Task to carry out
Write out every entry exactly as it stands.

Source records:
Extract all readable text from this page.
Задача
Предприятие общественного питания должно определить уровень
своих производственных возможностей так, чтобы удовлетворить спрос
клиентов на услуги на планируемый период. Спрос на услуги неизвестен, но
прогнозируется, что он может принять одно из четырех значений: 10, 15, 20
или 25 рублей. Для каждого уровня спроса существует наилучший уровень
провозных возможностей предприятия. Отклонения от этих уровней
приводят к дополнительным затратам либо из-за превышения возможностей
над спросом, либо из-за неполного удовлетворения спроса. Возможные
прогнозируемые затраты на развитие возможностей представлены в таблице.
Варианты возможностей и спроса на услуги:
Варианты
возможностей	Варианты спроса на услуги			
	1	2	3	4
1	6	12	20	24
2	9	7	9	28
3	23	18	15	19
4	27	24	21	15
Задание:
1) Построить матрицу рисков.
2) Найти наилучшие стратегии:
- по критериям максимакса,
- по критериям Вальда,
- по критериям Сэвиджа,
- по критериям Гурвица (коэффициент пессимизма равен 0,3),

Output of the exercise
Extract all readable text from this page.
Задача
Предприятие общественного питания должно определить уровень
своих производственных возможностей так, чтобы удовлетворить спрос
клиентов на услуги на планируемый период. Спрос на услуги неизвестен, но
прогнозируется, что он может принять одно из четырех значений: 10, 15, 20
или 25 рублей. Для каждого уровня спроса существует наилучший уровень
провозных возможностей предприятия. Отклонения от этих уровней
приводят к дополнительным затратам либо из-за превышения возможностей
над спросом, либо из-за неполного удовлетворения спроса. Возможные
прогнозируемые затраты на развитие возможностей представлены в таблице.
Варианты возможностей и спроса на услуги:
Варианты
возможностей	Варианты спроса на услуги			
	1	2	3	4
1	6	12	20	24
2	9	7	9	28
3	23	18	15	19
4	27	24	21	15
Задание:
1) Построить матрицу рисков.
2) Найти наилучшие стратегии:
- по критериям максимакса,
- по критериям Вальда,
- по критериям Сэвиджа,
- по критериям Гурвица (коэффициент пессимизма равен 0,3),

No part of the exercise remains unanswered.